● EXERCISE
Of the lines in this listing, how many contain the word "szerint"? Give the number and nothing else.

● Records about charts and figures
□ □ □ □

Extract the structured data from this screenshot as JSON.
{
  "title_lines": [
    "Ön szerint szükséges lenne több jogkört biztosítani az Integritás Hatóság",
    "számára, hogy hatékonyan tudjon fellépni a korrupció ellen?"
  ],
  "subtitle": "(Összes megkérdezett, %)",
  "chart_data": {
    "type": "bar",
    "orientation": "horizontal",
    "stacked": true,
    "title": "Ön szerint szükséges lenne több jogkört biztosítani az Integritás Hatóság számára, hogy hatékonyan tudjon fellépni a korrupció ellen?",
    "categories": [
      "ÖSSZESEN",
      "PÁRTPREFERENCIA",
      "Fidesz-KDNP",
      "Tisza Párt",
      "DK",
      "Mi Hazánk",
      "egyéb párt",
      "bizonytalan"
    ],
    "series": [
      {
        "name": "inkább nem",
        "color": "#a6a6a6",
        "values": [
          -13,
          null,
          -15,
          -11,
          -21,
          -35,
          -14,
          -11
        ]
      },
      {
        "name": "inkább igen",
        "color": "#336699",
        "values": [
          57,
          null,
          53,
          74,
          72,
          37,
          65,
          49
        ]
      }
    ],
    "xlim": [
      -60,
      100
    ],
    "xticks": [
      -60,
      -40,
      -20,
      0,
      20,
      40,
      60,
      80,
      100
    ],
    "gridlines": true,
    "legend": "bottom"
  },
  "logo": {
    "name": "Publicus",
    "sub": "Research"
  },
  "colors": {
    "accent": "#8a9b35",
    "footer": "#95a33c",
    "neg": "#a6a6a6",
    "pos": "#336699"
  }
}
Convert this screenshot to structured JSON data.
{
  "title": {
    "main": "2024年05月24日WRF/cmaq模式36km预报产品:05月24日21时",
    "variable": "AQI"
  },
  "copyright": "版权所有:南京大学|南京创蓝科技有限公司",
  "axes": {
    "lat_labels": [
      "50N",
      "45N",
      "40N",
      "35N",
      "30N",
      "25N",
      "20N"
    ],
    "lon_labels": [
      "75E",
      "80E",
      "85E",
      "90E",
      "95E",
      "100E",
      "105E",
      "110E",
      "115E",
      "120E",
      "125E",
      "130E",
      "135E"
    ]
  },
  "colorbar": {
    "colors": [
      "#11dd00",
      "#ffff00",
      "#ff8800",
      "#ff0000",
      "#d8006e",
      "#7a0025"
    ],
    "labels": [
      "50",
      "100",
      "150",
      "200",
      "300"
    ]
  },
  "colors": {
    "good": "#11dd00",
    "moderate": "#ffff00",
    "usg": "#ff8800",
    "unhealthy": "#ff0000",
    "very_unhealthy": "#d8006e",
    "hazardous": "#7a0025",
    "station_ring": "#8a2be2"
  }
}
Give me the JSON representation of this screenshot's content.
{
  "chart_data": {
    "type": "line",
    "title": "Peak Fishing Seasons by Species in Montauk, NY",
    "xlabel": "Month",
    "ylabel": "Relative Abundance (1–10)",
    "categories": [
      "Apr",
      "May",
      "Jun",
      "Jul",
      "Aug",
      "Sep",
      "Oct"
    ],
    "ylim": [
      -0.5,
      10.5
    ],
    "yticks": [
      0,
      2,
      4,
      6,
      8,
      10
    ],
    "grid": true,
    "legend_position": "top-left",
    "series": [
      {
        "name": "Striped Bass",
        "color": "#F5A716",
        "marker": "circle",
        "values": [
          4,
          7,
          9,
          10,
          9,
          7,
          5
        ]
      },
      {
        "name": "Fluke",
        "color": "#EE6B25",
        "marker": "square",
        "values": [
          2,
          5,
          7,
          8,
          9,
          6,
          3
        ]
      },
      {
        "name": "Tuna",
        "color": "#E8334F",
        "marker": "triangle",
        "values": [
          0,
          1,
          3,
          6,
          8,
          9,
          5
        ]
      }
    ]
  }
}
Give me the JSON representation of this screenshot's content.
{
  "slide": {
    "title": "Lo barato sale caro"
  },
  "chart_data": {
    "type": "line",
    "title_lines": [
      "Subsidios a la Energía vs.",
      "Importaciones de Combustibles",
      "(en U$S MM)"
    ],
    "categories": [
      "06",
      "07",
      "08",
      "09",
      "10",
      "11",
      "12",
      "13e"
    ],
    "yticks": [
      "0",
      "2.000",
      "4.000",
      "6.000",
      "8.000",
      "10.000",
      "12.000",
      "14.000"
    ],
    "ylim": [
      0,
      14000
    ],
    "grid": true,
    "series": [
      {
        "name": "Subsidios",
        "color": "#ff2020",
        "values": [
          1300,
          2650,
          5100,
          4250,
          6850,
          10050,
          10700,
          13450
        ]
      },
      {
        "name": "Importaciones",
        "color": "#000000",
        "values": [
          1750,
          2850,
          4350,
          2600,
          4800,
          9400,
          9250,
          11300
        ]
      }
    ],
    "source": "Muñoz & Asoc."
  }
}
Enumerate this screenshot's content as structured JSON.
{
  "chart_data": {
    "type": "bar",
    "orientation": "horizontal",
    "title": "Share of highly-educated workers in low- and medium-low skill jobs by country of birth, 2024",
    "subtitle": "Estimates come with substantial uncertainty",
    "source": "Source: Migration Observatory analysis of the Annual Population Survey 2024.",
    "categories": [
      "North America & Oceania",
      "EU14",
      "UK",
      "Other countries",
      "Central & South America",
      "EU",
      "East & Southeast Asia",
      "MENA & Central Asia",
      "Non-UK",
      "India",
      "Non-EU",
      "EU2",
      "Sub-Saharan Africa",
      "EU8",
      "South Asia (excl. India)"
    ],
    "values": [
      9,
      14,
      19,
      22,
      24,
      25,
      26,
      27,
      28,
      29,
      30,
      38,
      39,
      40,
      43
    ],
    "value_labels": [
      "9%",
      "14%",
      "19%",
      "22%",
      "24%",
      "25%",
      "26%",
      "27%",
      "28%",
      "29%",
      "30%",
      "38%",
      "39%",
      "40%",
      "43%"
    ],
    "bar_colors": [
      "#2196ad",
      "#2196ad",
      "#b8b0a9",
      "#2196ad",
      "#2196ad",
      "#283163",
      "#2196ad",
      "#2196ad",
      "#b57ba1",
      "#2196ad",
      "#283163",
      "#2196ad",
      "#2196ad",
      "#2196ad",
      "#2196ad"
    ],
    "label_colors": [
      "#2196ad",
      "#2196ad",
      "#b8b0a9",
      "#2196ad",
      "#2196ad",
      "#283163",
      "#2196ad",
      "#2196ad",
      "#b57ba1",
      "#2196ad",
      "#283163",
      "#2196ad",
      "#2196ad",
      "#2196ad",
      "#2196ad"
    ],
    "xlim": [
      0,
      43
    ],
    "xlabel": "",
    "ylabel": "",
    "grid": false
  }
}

□ □ □ □

● COMPLETED EXERCISE
2